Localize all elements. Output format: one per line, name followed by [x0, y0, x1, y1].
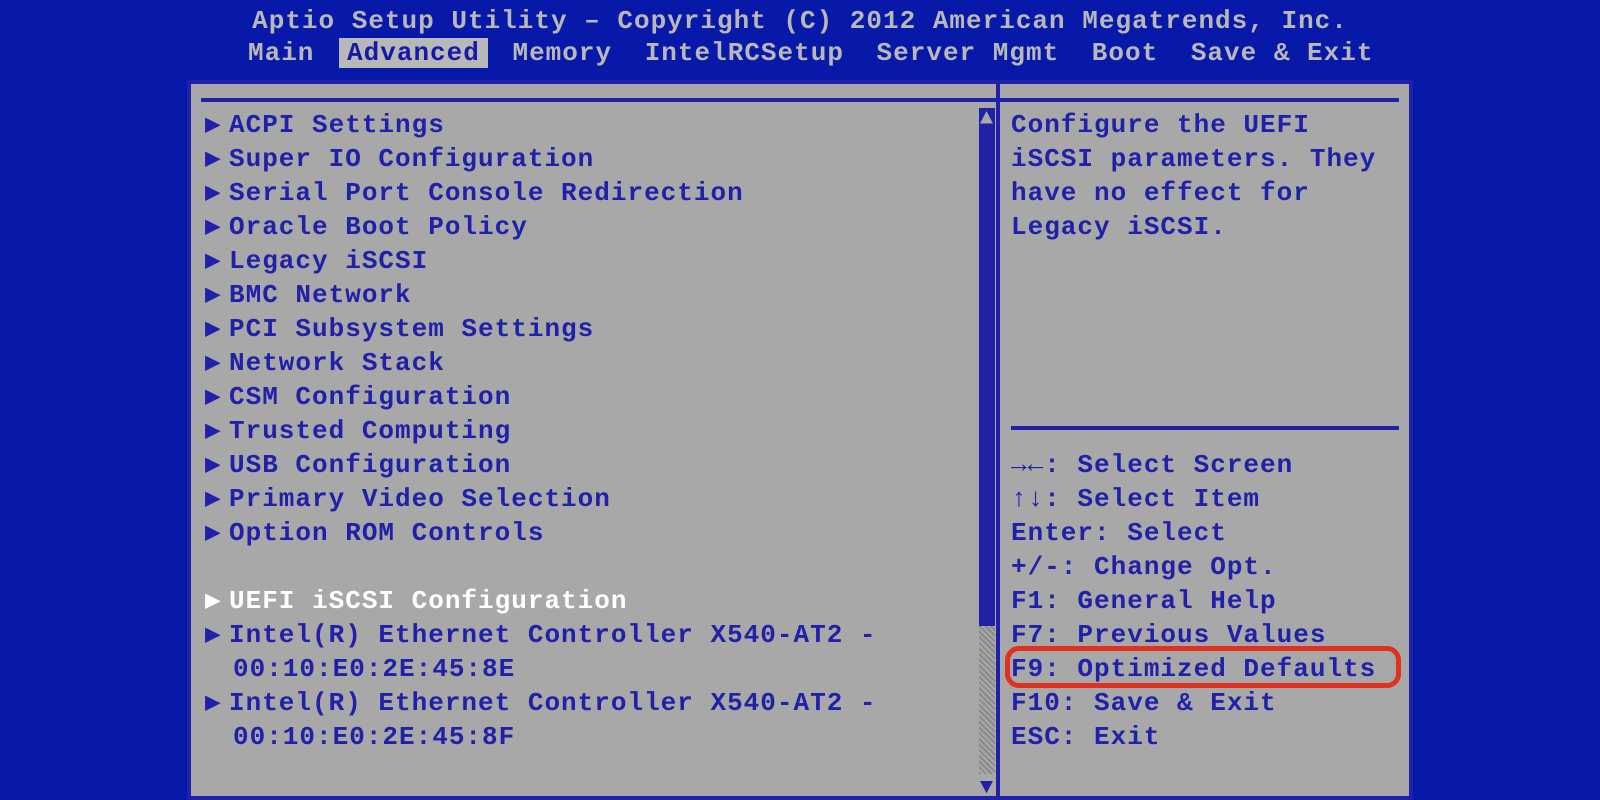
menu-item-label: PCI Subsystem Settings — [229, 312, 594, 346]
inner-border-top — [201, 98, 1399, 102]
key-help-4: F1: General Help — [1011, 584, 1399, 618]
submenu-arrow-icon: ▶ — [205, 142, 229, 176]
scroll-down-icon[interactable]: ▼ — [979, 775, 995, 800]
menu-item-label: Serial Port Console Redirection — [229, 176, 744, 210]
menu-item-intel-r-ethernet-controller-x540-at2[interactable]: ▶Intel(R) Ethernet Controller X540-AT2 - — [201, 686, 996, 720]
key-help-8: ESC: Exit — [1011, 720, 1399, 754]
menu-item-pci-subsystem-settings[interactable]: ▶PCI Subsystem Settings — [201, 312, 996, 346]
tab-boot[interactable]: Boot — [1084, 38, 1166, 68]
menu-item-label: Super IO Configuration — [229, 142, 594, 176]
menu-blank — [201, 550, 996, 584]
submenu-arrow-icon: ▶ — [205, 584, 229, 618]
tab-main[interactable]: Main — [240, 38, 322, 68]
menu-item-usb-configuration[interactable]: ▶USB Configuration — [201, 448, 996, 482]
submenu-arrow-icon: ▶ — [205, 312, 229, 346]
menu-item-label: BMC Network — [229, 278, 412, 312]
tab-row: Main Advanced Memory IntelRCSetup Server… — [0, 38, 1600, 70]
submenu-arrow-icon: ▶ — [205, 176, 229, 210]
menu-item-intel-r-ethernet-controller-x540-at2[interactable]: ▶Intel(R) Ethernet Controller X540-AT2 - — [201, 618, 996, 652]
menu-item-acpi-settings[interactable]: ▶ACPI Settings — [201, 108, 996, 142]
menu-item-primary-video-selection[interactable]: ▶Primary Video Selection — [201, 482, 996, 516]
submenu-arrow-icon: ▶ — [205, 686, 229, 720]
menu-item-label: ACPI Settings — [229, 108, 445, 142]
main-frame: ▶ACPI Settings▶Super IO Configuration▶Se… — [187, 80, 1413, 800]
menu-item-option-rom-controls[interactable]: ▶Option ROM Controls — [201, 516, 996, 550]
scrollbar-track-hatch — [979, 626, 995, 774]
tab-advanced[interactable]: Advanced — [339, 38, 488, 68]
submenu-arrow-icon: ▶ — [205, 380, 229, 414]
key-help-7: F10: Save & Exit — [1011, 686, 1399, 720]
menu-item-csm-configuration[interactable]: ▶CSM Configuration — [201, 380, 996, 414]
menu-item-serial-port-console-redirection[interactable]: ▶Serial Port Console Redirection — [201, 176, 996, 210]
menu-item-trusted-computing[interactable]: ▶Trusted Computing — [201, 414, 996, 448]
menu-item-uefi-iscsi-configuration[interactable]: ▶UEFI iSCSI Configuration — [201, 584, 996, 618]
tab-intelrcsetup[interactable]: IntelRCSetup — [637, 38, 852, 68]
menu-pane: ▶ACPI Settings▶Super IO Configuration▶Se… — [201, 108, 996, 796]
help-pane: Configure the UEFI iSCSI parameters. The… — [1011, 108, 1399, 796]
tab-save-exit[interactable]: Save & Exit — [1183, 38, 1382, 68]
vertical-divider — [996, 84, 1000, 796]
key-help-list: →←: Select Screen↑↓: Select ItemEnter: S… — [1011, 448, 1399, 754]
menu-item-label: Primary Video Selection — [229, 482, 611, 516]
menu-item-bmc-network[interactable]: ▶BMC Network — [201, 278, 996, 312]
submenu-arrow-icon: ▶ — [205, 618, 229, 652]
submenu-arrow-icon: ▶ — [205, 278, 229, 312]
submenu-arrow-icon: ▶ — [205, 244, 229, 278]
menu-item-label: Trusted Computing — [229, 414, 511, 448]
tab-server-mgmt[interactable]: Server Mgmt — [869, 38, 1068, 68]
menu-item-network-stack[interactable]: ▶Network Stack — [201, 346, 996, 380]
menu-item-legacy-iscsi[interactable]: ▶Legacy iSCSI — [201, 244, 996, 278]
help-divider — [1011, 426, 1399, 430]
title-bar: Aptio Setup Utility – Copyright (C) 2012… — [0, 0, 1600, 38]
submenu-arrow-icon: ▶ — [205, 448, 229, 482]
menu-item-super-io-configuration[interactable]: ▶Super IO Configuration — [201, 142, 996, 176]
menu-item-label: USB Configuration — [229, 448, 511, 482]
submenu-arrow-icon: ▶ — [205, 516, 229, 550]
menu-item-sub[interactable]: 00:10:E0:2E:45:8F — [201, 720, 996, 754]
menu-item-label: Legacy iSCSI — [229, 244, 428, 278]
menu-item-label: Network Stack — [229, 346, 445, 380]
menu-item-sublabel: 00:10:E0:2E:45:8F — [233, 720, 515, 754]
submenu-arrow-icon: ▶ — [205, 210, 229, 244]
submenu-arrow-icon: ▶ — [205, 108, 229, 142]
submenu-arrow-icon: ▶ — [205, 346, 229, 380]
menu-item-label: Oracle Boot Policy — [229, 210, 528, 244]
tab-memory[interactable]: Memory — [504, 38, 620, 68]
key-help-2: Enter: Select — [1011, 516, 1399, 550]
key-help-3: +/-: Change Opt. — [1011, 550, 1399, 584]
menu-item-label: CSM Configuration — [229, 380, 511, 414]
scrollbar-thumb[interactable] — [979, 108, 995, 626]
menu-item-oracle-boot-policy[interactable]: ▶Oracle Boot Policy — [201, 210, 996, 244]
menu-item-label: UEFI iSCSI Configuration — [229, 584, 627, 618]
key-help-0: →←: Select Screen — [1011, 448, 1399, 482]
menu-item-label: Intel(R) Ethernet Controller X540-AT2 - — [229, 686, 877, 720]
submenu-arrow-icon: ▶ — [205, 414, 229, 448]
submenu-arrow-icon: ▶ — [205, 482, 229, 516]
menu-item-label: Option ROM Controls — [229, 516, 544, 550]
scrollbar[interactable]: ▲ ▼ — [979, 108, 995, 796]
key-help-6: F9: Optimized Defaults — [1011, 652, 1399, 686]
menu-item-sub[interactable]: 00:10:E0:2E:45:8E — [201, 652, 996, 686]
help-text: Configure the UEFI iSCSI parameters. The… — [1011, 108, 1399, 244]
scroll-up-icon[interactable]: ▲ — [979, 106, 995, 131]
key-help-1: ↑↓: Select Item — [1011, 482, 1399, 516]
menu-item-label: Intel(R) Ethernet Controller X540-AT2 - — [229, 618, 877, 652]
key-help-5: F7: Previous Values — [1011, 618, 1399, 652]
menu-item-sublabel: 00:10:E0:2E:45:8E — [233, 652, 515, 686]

=-=-=

■ **Direction**: Turn every line of the data above into a JSON list of strings, one string per line, with empty lines skipped. Leave the pictures out.

■ **Problem solution**:
[
  "Localize all elements. Output format: one per line, name followed by [x0, y0, x1, y1].",
  "menu-item-label: PCI Subsystem Settings — [229, 312, 594, 346]",
  "inner-border-top — [201, 98, 1399, 102]",
  "key-help-4: F1: General Help — [1011, 584, 1399, 618]",
  "submenu-arrow-icon: ▶ — [205, 142, 229, 176]",
  "scroll-down-icon[interactable]: ▼ — [979, 775, 995, 800]",
  "menu-item-label: Serial Port Console Redirection — [229, 176, 744, 210]",
  "menu-item-intel-r-ethernet-controller-x540-at2[interactable]: ▶Intel(R) Ethernet Controller X540-AT2 - — [201, 686, 996, 720]",
  "key-help-8: ESC: Exit — [1011, 720, 1399, 754]",
  "menu-item-pci-subsystem-settings[interactable]: ▶PCI Subsystem Settings — [201, 312, 996, 346]",
  "tab-boot[interactable]: Boot — [1084, 38, 1166, 68]",
  "menu-item-label: Super IO Configuration — [229, 142, 594, 176]",
  "menu-blank — [201, 550, 996, 584]",
  "submenu-arrow-icon: ▶ — [205, 584, 229, 618]",
  "tab-main[interactable]: Main — [240, 38, 322, 68]",
  "menu-item-usb-configuration[interactable]: ▶USB Configuration — [201, 448, 996, 482]",
  "submenu-arrow-icon: ▶ — [205, 312, 229, 346]",
  "menu-item-label: BMC Network — [229, 278, 412, 312]",
  "tab-row: Main Advanced Memory IntelRCSetup Server… — [0, 38, 1600, 70]",
  "submenu-arrow-icon: ▶ — [205, 176, 229, 210]",
  "menu-item-intel-r-ethernet-controller-x540-at2[interactable]: ▶Intel(R) Ethernet Controller X540-AT2 - — [201, 618, 996, 652]",
  "menu-item-acpi-settings[interactable]: ▶ACPI Settings — [201, 108, 996, 142]",
  "menu-item-primary-video-selection[interactable]: ▶Primary Video Selection — [201, 482, 996, 516]",
  "submenu-arrow-icon: ▶ — [205, 686, 229, 720]",
  "menu-item-label: ACPI Settings — [229, 108, 445, 142]",
  "main-frame: ▶ACPI Settings▶Super IO Configuration▶Se… — [187, 80, 1413, 800]",
  "menu-item-option-rom-controls[interactable]: ▶Option ROM Controls — [201, 516, 996, 550]",
  "scrollbar-track-hatch — [979, 626, 995, 774]",
  "tab-advanced[interactable]: Advanced — [339, 38, 488, 68]",
  "submenu-arrow-icon: ▶ — [205, 380, 229, 414]",
  "key-help-7: F10: Save & Exit — [1011, 686, 1399, 720]",
  "menu-item-csm-configuration[interactable]: ▶CSM Configuration — [201, 380, 996, 414]",
  "menu-item-serial-port-console-redirection[interactable]: ▶Serial Port Console Redirection — [201, 176, 996, 210]",
  "menu-item-trusted-computing[interactable]: ▶Trusted Computing — [201, 414, 996, 448]",
  "menu-item-uefi-iscsi-configuration[interactable]: ▶UEFI iSCSI Configuration — [201, 584, 996, 618]",
  "tab-intelrcsetup[interactable]: IntelRCSetup — [637, 38, 852, 68]",
  "menu-pane: ▶ACPI Settings▶Super IO Configuration▶Se… — [201, 108, 996, 796]",
  "help-pane: Configure the UEFI iSCSI parameters. The… — [1011, 108, 1399, 796]",
  "tab-save-exit[interactable]: Save & Exit — [1183, 38, 1382, 68]",
  "vertical-divider — [996, 84, 1000, 796]",
  "key-help-list: →←: Select Screen↑↓: Select ItemEnter: S… — [1011, 448, 1399, 754]",
  "menu-item-label: Primary Video Selection — [229, 482, 611, 516]",
  "menu-item-bmc-network[interactable]: ▶BMC Network — [201, 278, 996, 312]",
  "submenu-arrow-icon: ▶ — [205, 618, 229, 652]",
  "submenu-arrow-icon: ▶ — [205, 278, 229, 312]",
  "submenu-arrow-icon: ▶ — [205, 244, 229, 278]",
  "menu-item-label: Trusted Computing — [229, 414, 511, 448]",
  "tab-server-mgmt[interactable]: Server Mgmt — [869, 38, 1068, 68]",
  "menu-item-network-stack[interactable]: ▶Network Stack — [201, 346, 996, 380]",
  "menu-item-legacy-iscsi[interactable]: ▶Legacy iSCSI — [201, 244, 996, 278]",
  "help-divider — [1011, 426, 1399, 430]",
  "title-bar: Aptio Setup Utility – Copyright (C) 2012… — [0, 0, 1600, 38]",
  "submenu-arrow-icon: ▶ — [205, 448, 229, 482]",
  "menu-item-super-io-configuration[interactable]: ▶Super IO Configuration — [201, 142, 996, 176]",
  "menu-item-label: USB Configuration — [229, 448, 511, 482]",
  "submenu-arrow-icon: ▶ — [205, 516, 229, 550]",
  "menu-item-sub[interactable]: 00:10:E0:2E:45:8F — [201, 720, 996, 754]",
  "menu-item-label: Legacy iSCSI — [229, 244, 428, 278]",
  "menu-item-label: Network Stack — [229, 346, 445, 380]",
  "menu-item-sublabel: 00:10:E0:2E:45:8F — [233, 720, 515, 754]",
  "submenu-arrow-icon: ▶ — [205, 210, 229, 244]",
  "submenu-arrow-icon: ▶ — [205, 108, 229, 142]",
  "submenu-arrow-icon: ▶ — [205, 346, 229, 380]",
  "menu-item-label: Oracle Boot Policy — [229, 210, 528, 244]",
  "tab-memory[interactable]: Memory — [504, 38, 620, 68]",
  "key-help-2: Enter: Select — [1011, 516, 1399, 550]",
  "key-help-3: +/-: Change Opt. — [1011, 550, 1399, 584]",
  "menu-item-label: CSM Configuration — [229, 380, 511, 414]",
  "scrollbar-thumb[interactable] — [979, 108, 995, 626]",
  "menu-item-oracle-boot-policy[interactable]: ▶Oracle Boot Policy — [201, 210, 996, 244]",
  "menu-item-label: UEFI iSCSI Configuration — [229, 584, 627, 618]",
  "key-help-0: →←: Select Screen — [1011, 448, 1399, 482]",
  "menu-item-label: Intel(R) Ethernet Controller X540-AT2 - — [229, 686, 877, 720]",
  "submenu-arrow-icon: ▶ — [205, 414, 229, 448]",
  "submenu-arrow-icon: ▶ — [205, 482, 229, 516]",
  "menu-item-label: Option ROM Controls — [229, 516, 544, 550]",
  "scrollbar[interactable]: ▲ ▼ — [979, 108, 995, 796]",
  "key-help-6: F9: Optimized Defaults — [1011, 652, 1399, 686]",
  "menu-item-sub[interactable]: 00:10:E0:2E:45:8E — [201, 652, 996, 686]",
  "help-text: Configure the UEFI iSCSI parameters. The… — [1011, 108, 1399, 244]",
  "scroll-up-icon[interactable]: ▲ — [979, 106, 995, 131]",
  "key-help-1: ↑↓: Select Item — [1011, 482, 1399, 516]",
  "menu-item-label: Intel(R) Ethernet Controller X540-AT2 - — [229, 618, 877, 652]",
  "key-help-5: F7: Previous Values — [1011, 618, 1399, 652]",
  "menu-item-sublabel: 00:10:E0:2E:45:8E — [233, 652, 515, 686]"
]